### PROBLEM DESCRIPTION
Output the lines of the listing as a JSON list of strings, one string per line, leaving out blank lines.

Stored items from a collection
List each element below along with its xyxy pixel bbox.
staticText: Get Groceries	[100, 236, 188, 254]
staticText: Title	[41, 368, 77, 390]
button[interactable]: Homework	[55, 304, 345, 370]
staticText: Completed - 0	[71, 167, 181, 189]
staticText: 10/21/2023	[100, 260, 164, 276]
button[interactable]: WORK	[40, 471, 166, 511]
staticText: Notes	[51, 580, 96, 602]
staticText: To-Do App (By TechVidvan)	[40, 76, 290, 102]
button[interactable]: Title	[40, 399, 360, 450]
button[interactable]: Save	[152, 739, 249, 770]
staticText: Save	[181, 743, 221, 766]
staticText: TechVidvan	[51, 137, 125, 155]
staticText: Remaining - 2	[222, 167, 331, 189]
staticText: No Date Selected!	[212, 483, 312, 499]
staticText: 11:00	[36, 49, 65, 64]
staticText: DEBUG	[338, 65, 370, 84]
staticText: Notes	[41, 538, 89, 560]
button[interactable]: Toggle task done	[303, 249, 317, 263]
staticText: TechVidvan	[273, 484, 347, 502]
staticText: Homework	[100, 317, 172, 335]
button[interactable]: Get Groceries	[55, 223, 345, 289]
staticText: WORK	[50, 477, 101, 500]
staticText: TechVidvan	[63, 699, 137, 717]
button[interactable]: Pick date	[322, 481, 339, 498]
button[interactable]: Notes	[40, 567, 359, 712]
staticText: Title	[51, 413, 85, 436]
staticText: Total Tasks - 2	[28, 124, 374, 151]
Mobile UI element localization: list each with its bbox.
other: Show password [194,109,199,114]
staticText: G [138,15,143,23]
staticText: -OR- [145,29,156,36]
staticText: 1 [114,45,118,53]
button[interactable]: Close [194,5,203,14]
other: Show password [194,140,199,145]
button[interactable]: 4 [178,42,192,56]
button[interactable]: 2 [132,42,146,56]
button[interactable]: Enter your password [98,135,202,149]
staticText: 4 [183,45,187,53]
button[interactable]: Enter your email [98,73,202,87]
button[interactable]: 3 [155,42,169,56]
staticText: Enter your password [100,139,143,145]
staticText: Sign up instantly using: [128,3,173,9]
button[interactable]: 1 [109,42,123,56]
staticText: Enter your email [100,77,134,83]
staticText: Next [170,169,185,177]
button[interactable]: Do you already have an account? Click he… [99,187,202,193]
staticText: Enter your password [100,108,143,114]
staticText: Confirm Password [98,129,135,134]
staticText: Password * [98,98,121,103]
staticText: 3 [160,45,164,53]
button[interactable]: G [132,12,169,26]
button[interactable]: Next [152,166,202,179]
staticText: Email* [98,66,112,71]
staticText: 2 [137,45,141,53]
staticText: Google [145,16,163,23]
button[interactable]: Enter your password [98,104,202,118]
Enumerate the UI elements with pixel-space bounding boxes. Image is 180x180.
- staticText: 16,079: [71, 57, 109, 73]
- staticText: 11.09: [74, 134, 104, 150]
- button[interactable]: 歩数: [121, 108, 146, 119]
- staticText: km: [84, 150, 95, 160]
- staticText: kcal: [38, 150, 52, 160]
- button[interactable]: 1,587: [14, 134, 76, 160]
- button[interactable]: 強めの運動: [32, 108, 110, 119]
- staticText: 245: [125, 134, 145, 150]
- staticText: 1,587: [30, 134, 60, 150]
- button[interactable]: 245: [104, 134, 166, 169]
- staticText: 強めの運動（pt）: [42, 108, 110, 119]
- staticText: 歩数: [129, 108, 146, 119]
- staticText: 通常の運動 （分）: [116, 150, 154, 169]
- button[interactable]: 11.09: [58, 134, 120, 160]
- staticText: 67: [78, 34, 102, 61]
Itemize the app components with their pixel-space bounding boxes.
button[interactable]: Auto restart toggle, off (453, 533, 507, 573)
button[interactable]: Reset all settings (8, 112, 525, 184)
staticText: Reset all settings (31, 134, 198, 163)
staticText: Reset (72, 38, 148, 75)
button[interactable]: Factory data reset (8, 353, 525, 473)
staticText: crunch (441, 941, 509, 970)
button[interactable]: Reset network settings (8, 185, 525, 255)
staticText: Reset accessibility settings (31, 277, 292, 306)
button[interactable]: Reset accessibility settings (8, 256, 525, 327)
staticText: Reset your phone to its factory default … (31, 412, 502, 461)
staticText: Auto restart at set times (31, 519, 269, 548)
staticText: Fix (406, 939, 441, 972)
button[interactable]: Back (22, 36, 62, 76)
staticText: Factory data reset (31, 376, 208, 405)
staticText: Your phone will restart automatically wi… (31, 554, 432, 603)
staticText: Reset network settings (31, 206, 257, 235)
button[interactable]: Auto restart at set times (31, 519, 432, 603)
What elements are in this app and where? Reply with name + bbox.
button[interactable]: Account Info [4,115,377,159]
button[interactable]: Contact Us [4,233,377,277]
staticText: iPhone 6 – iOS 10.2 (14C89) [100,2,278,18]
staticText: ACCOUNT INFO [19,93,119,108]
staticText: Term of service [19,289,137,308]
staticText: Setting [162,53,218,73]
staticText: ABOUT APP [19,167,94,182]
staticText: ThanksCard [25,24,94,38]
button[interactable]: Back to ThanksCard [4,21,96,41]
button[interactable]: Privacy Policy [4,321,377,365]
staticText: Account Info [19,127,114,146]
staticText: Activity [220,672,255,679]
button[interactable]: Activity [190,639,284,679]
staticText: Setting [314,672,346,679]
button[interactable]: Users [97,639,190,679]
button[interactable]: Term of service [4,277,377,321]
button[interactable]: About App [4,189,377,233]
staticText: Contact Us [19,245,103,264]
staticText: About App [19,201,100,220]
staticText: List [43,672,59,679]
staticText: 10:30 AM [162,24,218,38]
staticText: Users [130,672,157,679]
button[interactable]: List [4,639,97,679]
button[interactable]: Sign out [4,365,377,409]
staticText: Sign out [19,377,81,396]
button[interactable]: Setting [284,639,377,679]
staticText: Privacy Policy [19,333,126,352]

### FULL RESPONSE
[
  "List each element below along with its xyxy pixel bbox.",
  "staticText: Get Groceries\t[100, 236, 188, 254]",
  "staticText: Title\t[41, 368, 77, 390]",
  "button[interactable]: Homework\t[55, 304, 345, 370]",
  "staticText: Completed - 0\t[71, 167, 181, 189]",
  "staticText: 10/21/2023\t[100, 260, 164, 276]",
  "button[interactable]: WORK\t[40, 471, 166, 511]",
  "staticText: Notes\t[51, 580, 96, 602]",
  "staticText: To-Do App (By TechVidvan)\t[40, 76, 290, 102]",
  "button[interactable]: Title\t[40, 399, 360, 450]",
  "button[interactable]: Save\t[152, 739, 249, 770]",
  "staticText: Save\t[181, 743, 221, 766]",
  "staticText: TechVidvan\t[51, 137, 125, 155]",
  "staticText: Remaining - 2\t[222, 167, 331, 189]",
  "staticText: No Date Selected!\t[212, 483, 312, 499]",
  "staticText: 11:00\t[36, 49, 65, 64]",
  "staticText: DEBUG\t[338, 65, 370, 84]",
  "staticText: Notes\t[41, 538, 89, 560]",
  "button[interactable]: Toggle task done\t[303, 249, 317, 263]",
  "staticText: TechVidvan\t[273, 484, 347, 502]",
  "staticText: Homework\t[100, 317, 172, 335]",
  "button[interactable]: Get Groceries\t[55, 223, 345, 289]",
  "staticText: WORK\t[50, 477, 101, 500]",
  "staticText: TechVidvan\t[63, 699, 137, 717]",
  "button[interactable]: Pick date\t[322, 481, 339, 498]",
  "button[interactable]: Notes\t[40, 567, 359, 712]",
  "staticText: Title\t[51, 413, 85, 436]",
  "staticText: Total Tasks - 2\t[28, 124, 374, 151]",
  "Mobile UI element localization: list each with its bbox.",
  "other: Show password [194,109,199,114]",
  "staticText: G [138,15,143,23]",
  "staticText: -OR- [145,29,156,36]",
  "staticText: 1 [114,45,118,53]",
  "button[interactable]: Close [194,5,203,14]",
  "other: Show password [194,140,199,145]",
  "button[interactable]: 4 [178,42,192,56]",
  "button[interactable]: 2 [132,42,146,56]",
  "button[interactable]: Enter your password [98,135,202,149]",
  "staticText: 4 [183,45,187,53]",
  "button[interactable]: Enter your email [98,73,202,87]",
  "button[interactable]: 3 [155,42,169,56]",
  "staticText: Enter your password [100,139,143,145]",
  "staticText: Sign up instantly using: [128,3,173,9]",
  "button[interactable]: 1 [109,42,123,56]",
  "staticText: Enter your email [100,77,134,83]",
  "staticText: Next [170,169,185,177]",
  "button[interactable]: Do you already have an account? Click he… [99,187,202,193]",
  "staticText: Enter your password [100,108,143,114]",
  "staticText: Confirm Password [98,129,135,134]",
  "staticText: Password * [98,98,121,103]",
  "staticText: 3 [160,45,164,53]",
  "button[interactable]: G [132,12,169,26]",
  "button[interactable]: Next [152,166,202,179]",
  "staticText: Email* [98,66,112,71]",
  "staticText: 2 [137,45,141,53]",
  "staticText: Google [145,16,163,23]",
  "button[interactable]: Enter your password [98,104,202,118]",
  "Enumerate the UI elements with pixel-space bounding boxes. Image is 180x180.",
  "- staticText: 16,079: [71, 57, 109, 73]",
  "- staticText: 11.09: [74, 134, 104, 150]",
  "- button[interactable]: 歩数: [121, 108, 146, 119]",
  "- staticText: km: [84, 150, 95, 160]",
  "- staticText: kcal: [38, 150, 52, 160]",
  "- button[interactable]: 1,587: [14, 134, 76, 160]",
  "- button[interactable]: 強めの運動: [32, 108, 110, 119]",
  "- staticText: 245: [125, 134, 145, 150]",
  "- staticText: 1,587: [30, 134, 60, 150]",
  "- button[interactable]: 245: [104, 134, 166, 169]",
  "- staticText: 強めの運動（pt）: [42, 108, 110, 119]",
  "- staticText: 歩数: [129, 108, 146, 119]",
  "- staticText: 通常の運動 （分）: [116, 150, 154, 169]",
  "- button[interactable]: 11.09: [58, 134, 120, 160]",
  "- staticText: 67: [78, 34, 102, 61]",
  "Itemize the app components with their pixel-space bounding boxes.",
  "button[interactable]: Auto restart toggle, off (453, 533, 507, 573)",
  "button[interactable]: Reset all settings (8, 112, 525, 184)",
  "staticText: Reset all settings (31, 134, 198, 163)",
  "staticText: Reset (72, 38, 148, 75)",
  "button[interactable]: Factory data reset (8, 353, 525, 473)",
  "staticText: crunch (441, 941, 509, 970)",
  "button[interactable]: Reset network settings (8, 185, 525, 255)",
  "staticText: Reset accessibility settings (31, 277, 292, 306)",
  "button[interactable]: Reset accessibility settings (8, 256, 525, 327)",
  "staticText: Reset your phone to its factory default … (31, 412, 502, 461)",
  "staticText: Auto restart at set times (31, 519, 269, 548)",
  "staticText: Fix (406, 939, 441, 972)",
  "button[interactable]: Back (22, 36, 62, 76)",
  "staticText: Factory data reset (31, 376, 208, 405)",
  "staticText: Your phone will restart automatically wi… (31, 554, 432, 603)",
  "staticText: Reset network settings (31, 206, 257, 235)",
  "button[interactable]: Auto restart at set times (31, 519, 432, 603)",
  "What elements are in this app and where? Reply with name + bbox.",
  "button[interactable]: Account Info [4,115,377,159]",
  "button[interactable]: Contact Us [4,233,377,277]",
  "staticText: iPhone 6 – iOS 10.2 (14C89) [100,2,278,18]",
  "staticText: ACCOUNT INFO [19,93,119,108]",
  "staticText: Term of service [19,289,137,308]",
  "staticText: Setting [162,53,218,73]",
  "staticText: ABOUT APP [19,167,94,182]",
  "staticText: ThanksCard [25,24,94,38]",
  "button[interactable]: Back to ThanksCard [4,21,96,41]",
  "button[interactable]: Privacy Policy [4,321,377,365]",
  "staticText: Account Info [19,127,114,146]",
  "staticText: Activity [220,672,255,679]",
  "button[interactable]: Activity [190,639,284,679]",
  "staticText: Setting [314,672,346,679]",
  "button[interactable]: Users [97,639,190,679]",
  "button[interactable]: Term of service [4,277,377,321]",
  "button[interactable]: About App [4,189,377,233]",
  "staticText: Contact Us [19,245,103,264]",
  "staticText: About App [19,201,100,220]",
  "staticText: List [43,672,59,679]",
  "staticText: 10:30 AM [162,24,218,38]",
  "staticText: Users [130,672,157,679]",
  "button[interactable]: List [4,639,97,679]",
  "button[interactable]: Sign out [4,365,377,409]",
  "staticText: Sign out [19,377,81,396]",
  "button[interactable]: Setting [284,639,377,679]",
  "staticText: Privacy Policy [19,333,126,352]"
]